* [TASK REQUIREMENTS]: Copy out all lines carrying the word "this".
--- BEGIN DATA FOR PROCESSING ---
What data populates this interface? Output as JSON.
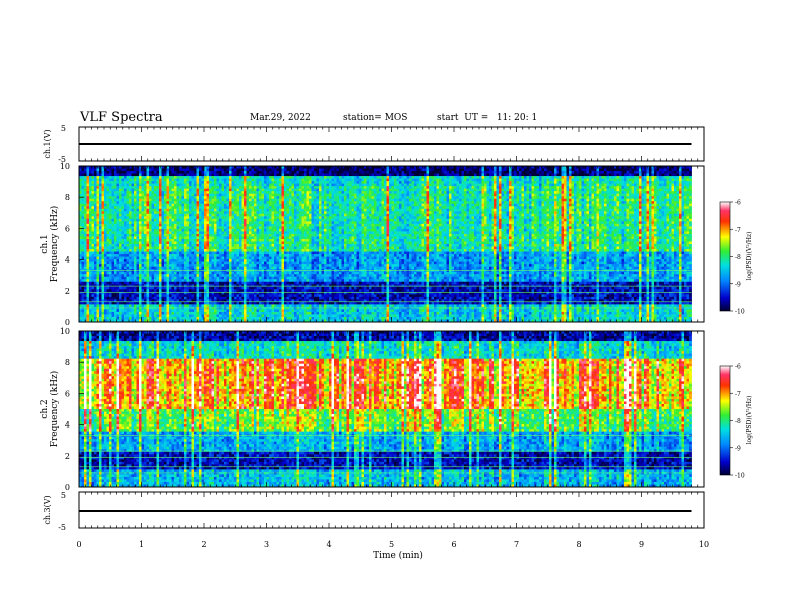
{
  "header": {
    "title": "VLF Spectra",
    "date": "Mar.29, 2022",
    "station": "station= MOS",
    "start": "start  UT =   11: 20: 1"
  },
  "chart_data": [
    {
      "type": "line",
      "panel": "ch1-voltage",
      "ylabel": "ch.1(V)",
      "ylim": [
        -5,
        5
      ],
      "yticks": [
        "5",
        "-5"
      ],
      "xlim": [
        0,
        10
      ],
      "series": [
        {
          "x": [
            0,
            9.8
          ],
          "y": [
            0,
            0
          ]
        }
      ]
    },
    {
      "type": "heatmap",
      "panel": "ch1-spectrogram",
      "ylabel_top": "ch.1",
      "ylabel": "Frequency (kHz)",
      "ylim": [
        0,
        10
      ],
      "yticks": [
        "0",
        "2",
        "4",
        "6",
        "8",
        "10"
      ],
      "xlim": [
        0,
        10
      ],
      "data_end_min": 9.8,
      "colorbar": {
        "ticks": [
          "-6",
          "-7",
          "-8",
          "-9",
          "-10"
        ],
        "label": "log(PSD)(V²/Hz)"
      }
    },
    {
      "type": "heatmap",
      "panel": "ch2-spectrogram",
      "ylabel_top": "ch.2",
      "ylabel": "Frequency (kHz)",
      "ylim": [
        0,
        10
      ],
      "yticks": [
        "0",
        "2",
        "4",
        "6",
        "8",
        "10"
      ],
      "xlim": [
        0,
        10
      ],
      "data_end_min": 9.8,
      "colorbar": {
        "ticks": [
          "-6",
          "-7",
          "-8",
          "-9",
          "-10"
        ],
        "label": "log(PSD)(V²/Hz)"
      }
    },
    {
      "type": "line",
      "panel": "ch3-voltage",
      "ylabel": "ch.3(V)",
      "ylim": [
        -5,
        5
      ],
      "yticks": [
        "5",
        "-5"
      ],
      "xlim": [
        0,
        10
      ],
      "series": [
        {
          "x": [
            0,
            9.8
          ],
          "y": [
            0,
            0
          ]
        }
      ]
    }
  ],
  "xaxis": {
    "label": "Time (min)",
    "ticks": [
      "0",
      "1",
      "2",
      "3",
      "4",
      "5",
      "6",
      "7",
      "8",
      "9",
      "10"
    ]
  }
}
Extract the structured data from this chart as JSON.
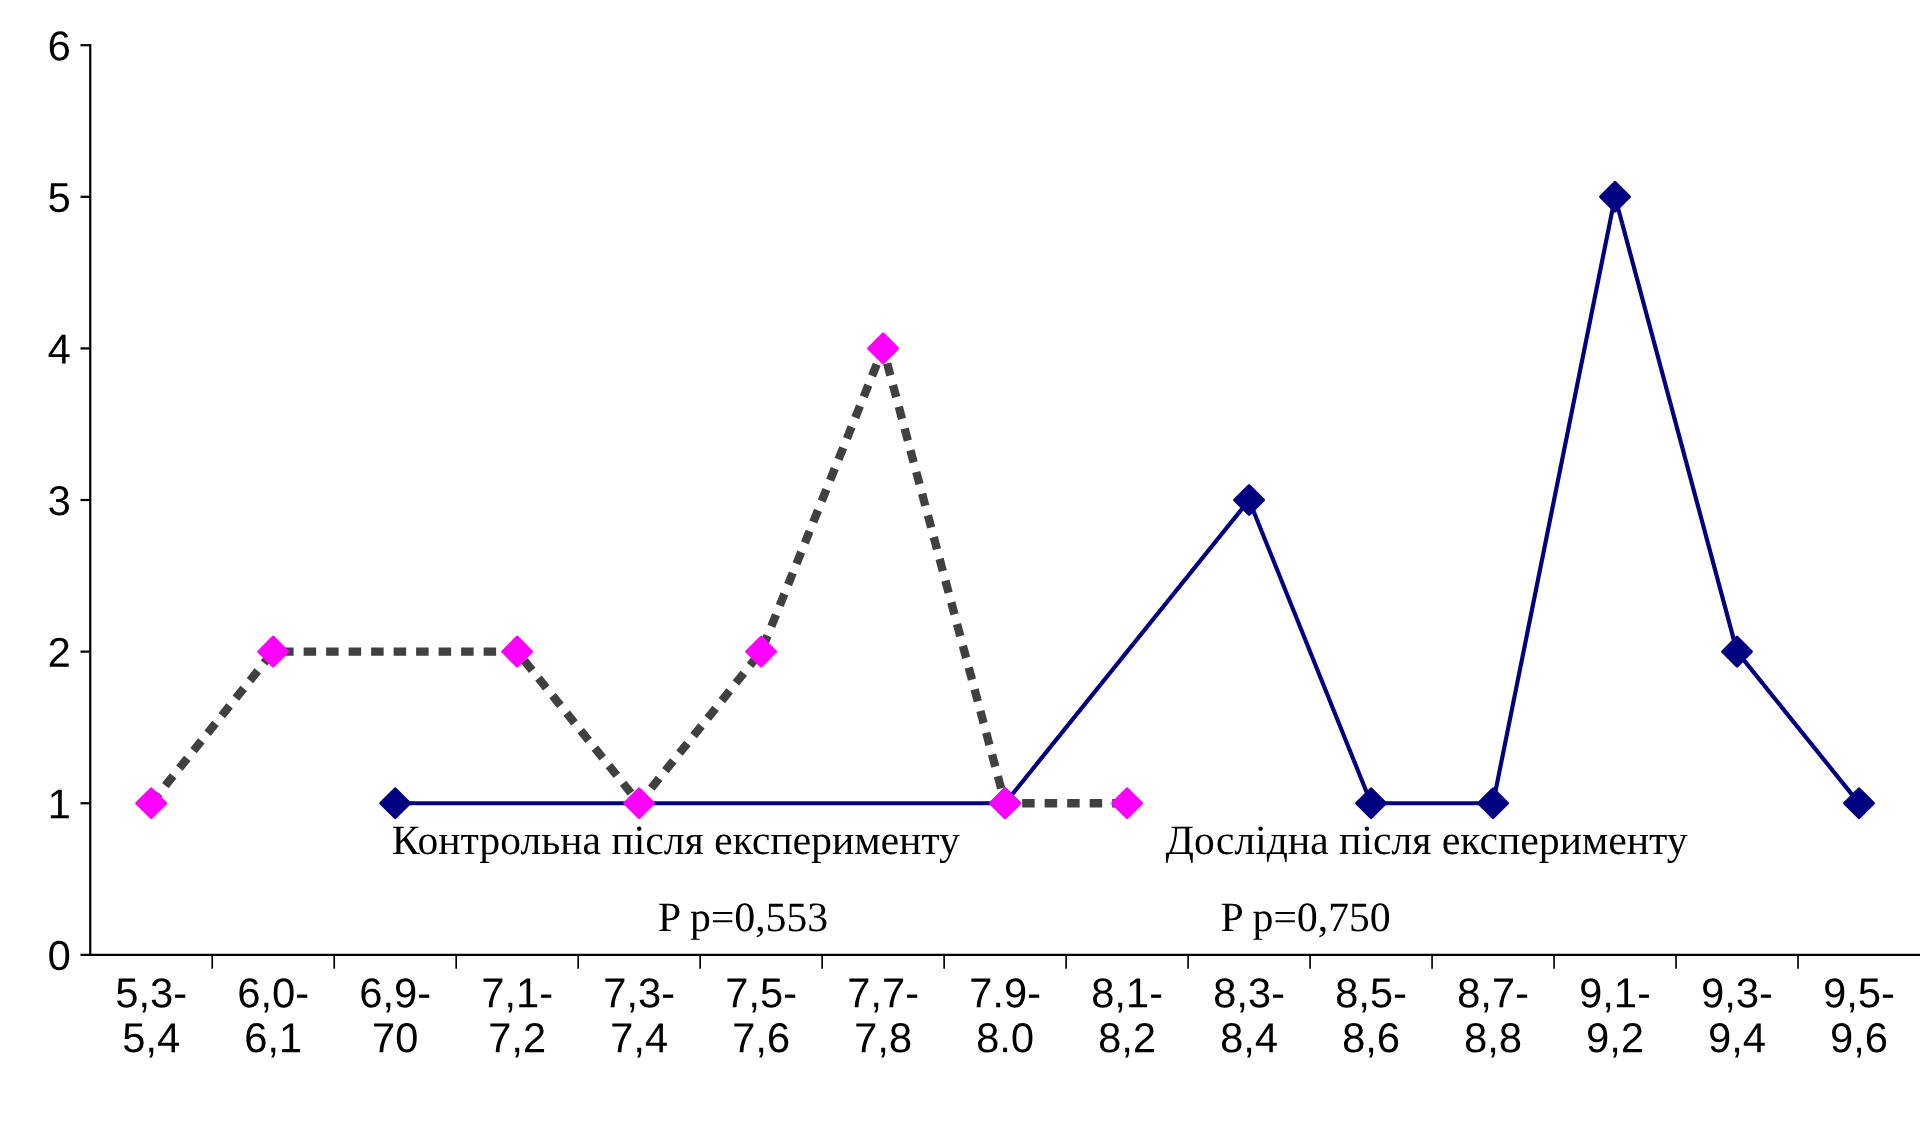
{
  "chart_data": {
    "type": "line",
    "categories": [
      "5,3-\n5,4",
      "6,0-\n6,1",
      "6,9-\n70",
      "7,1-\n7,2",
      "7,3-\n7,4",
      "7,5-\n7,6",
      "7,7-\n7,8",
      "7.9-\n8.0",
      "8,1-\n8,2",
      "8,3-\n8,4",
      "8,5-\n8,6",
      "8,7-\n8,8",
      "9,1-\n9,2",
      "9,3-\n9,4",
      "9,5-\n9,6"
    ],
    "series": [
      {
        "color": "#000080",
        "line_style": "solid",
        "values": [
          null,
          null,
          1,
          null,
          null,
          null,
          null,
          1,
          null,
          3,
          1,
          1,
          5,
          2,
          1
        ]
      },
      {
        "color": "#404040",
        "colors": [
          "#ff00ff",
          "#ff00ff",
          "#ff00ff",
          "#ff00ff",
          "#ff00ff",
          "#ff00ff",
          "#ff00ff",
          "#ff00ff",
          "#ff00ff",
          "#ff00ff",
          "#ff00ff",
          "#ff00ff",
          "#ff00ff",
          "#ff00ff",
          "#ff00ff"
        ],
        "line_style": "dashed",
        "values": [
          1,
          2,
          null,
          2,
          1,
          2,
          4,
          1,
          1,
          null,
          null,
          null,
          null,
          null,
          null
        ]
      }
    ],
    "ylim": [
      0,
      6
    ],
    "yticks": [
      0,
      1,
      2,
      3,
      4,
      5,
      6
    ],
    "grid": false,
    "legend": false,
    "marker": "diamond",
    "annotations": [
      "Контрольна після експерименту",
      "P p=0,553",
      "Дослідна після експерименту",
      "P p=0,750"
    ]
  }
}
--- END DATA FOR PROCESSING ---
* [EXERCISE OUTPUT]:
What data populates this interface? Output as JSON.
Extract the structured data from this chart as JSON.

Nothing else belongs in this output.